Copy every entry exactly as given, minus the images.

(Dataset entries)
** BEGIN **

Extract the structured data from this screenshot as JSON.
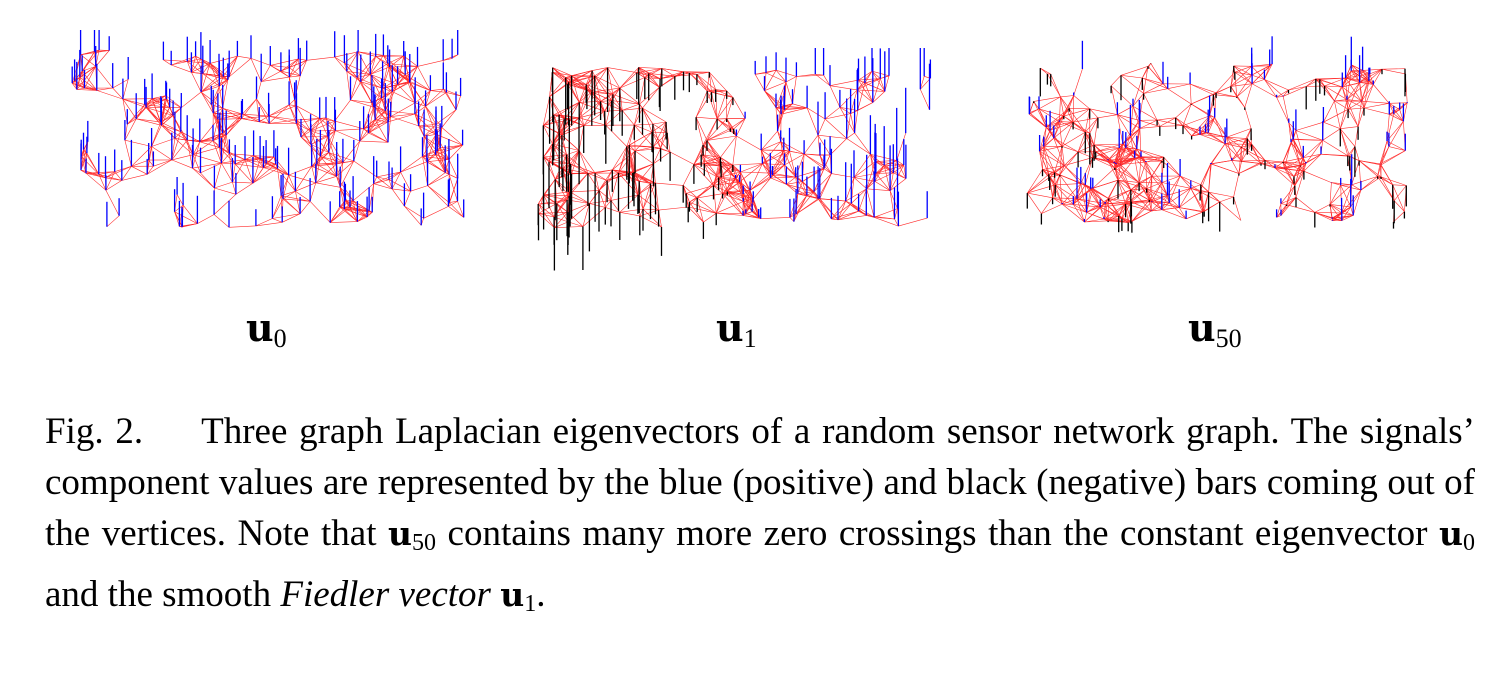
{
  "figure": {
    "panels": [
      {
        "symbol": "u",
        "subscript": "0",
        "bar_sign": "positive",
        "bar_color": "#0000ff",
        "seed": 11
      },
      {
        "symbol": "u",
        "subscript": "1",
        "bar_sign": "mixed",
        "bar_color": "#0000ff",
        "seed": 23
      },
      {
        "symbol": "u",
        "subscript": "50",
        "bar_sign": "mixed",
        "bar_color": "#0000ff",
        "seed": 37
      }
    ],
    "colors": {
      "edge": "#ff2a2a",
      "positive": "#0000ff",
      "negative": "#000000"
    }
  },
  "caption": {
    "fig_number": "Fig. 2.",
    "part1": "Three graph Laplacian eigenvectors of a random sensor network graph. The signals’ component values are represented by the blue (positive) and black (negative) bars coming out of the vertices. Note that ",
    "math1_symbol": "u",
    "math1_sub": "50",
    "part2": " contains many more zero crossings than the constant eigenvector ",
    "math2_symbol": "u",
    "math2_sub": "0",
    "part3": " and the smooth ",
    "italic": "Fiedler vector",
    "part4": " ",
    "math3_symbol": "u",
    "math3_sub": "1",
    "part5": "."
  }
}
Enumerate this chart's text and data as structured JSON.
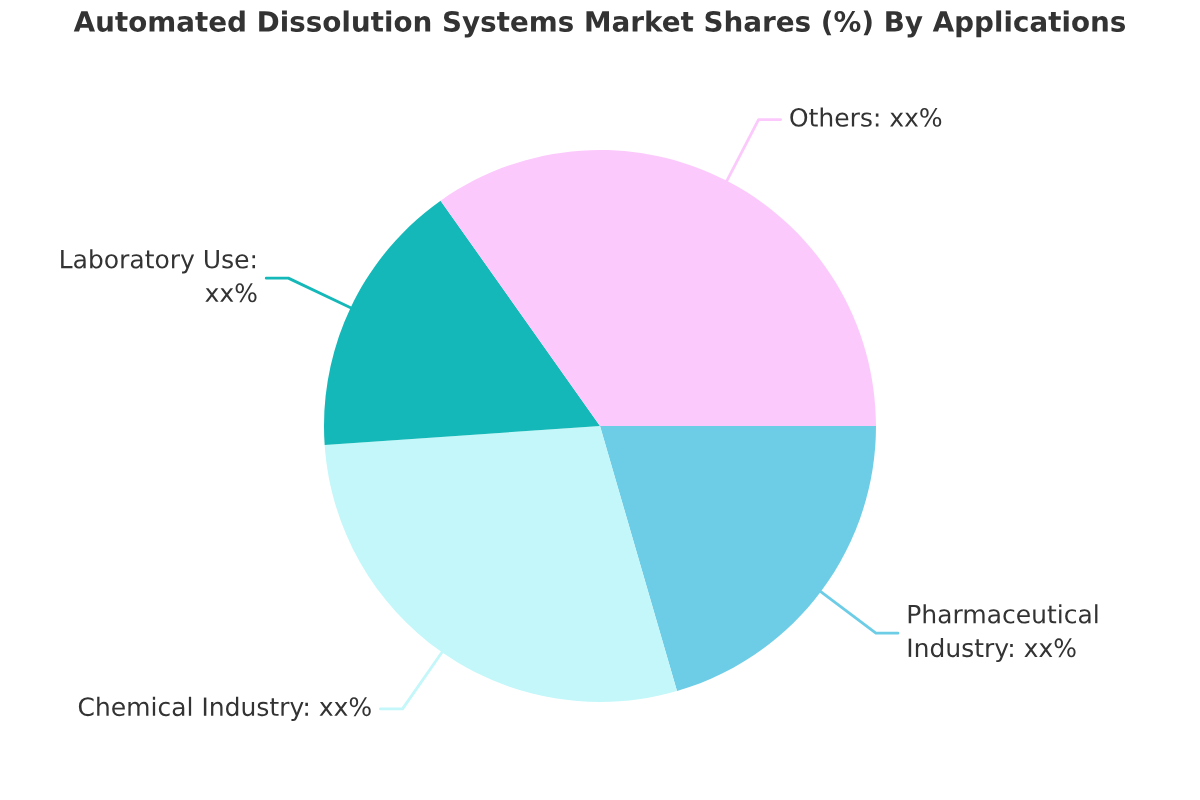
{
  "chart_data": {
    "type": "pie",
    "title": "Automated Dissolution Systems Market Shares (%) By Applications",
    "categories": [
      "Pharmaceutical\nIndustry: xx%",
      "Chemical Industry: xx%",
      "Laboratory Use:\nxx%",
      "Others: xx%"
    ],
    "values": [
      20.5,
      28.4,
      16.3,
      34.8
    ],
    "colors": [
      "#6dcde6",
      "#c3f7f9",
      "#14b8b8",
      "#fcc9fc"
    ]
  }
}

** END **

◆ Output below ◆
Extract the structured data from this screenshot as JSON.
{
  "figure": {
    "panels": [
      {
        "symbol": "u",
        "subscript": "0",
        "bar_sign": "positive",
        "bar_color": "#0000ff",
        "seed": 11
      },
      {
        "symbol": "u",
        "subscript": "1",
        "bar_sign": "mixed",
        "bar_color": "#0000ff",
        "seed": 23
      },
      {
        "symbol": "u",
        "subscript": "50",
        "bar_sign": "mixed",
        "bar_color": "#0000ff",
        "seed": 37
      }
    ],
    "colors": {
      "edge": "#ff2a2a",
      "positive": "#0000ff",
      "negative": "#000000"
    }
  },
  "caption": {
    "fig_number": "Fig. 2.",
    "part1": "Three graph Laplacian eigenvectors of a random sensor network graph. The signals’ component values are represented by the blue (positive) and black (negative) bars coming out of the vertices. Note that ",
    "math1_symbol": "u",
    "math1_sub": "50",
    "part2": " contains many more zero crossings than the constant eigenvector ",
    "math2_symbol": "u",
    "math2_sub": "0",
    "part3": " and the smooth ",
    "italic": "Fiedler vector",
    "part4": " ",
    "math3_symbol": "u",
    "math3_sub": "1",
    "part5": "."
  }
}
Enumerate this chart's text and data as structured JSON.
{
  "chart_data": {
    "type": "pie",
    "title": "Automated Dissolution Systems Market Shares (%) By Applications",
    "categories": [
      "Pharmaceutical\nIndustry: xx%",
      "Chemical Industry: xx%",
      "Laboratory Use:\nxx%",
      "Others: xx%"
    ],
    "values": [
      20.5,
      28.4,
      16.3,
      34.8
    ],
    "colors": [
      "#6dcde6",
      "#c3f7f9",
      "#14b8b8",
      "#fcc9fc"
    ]
  }
}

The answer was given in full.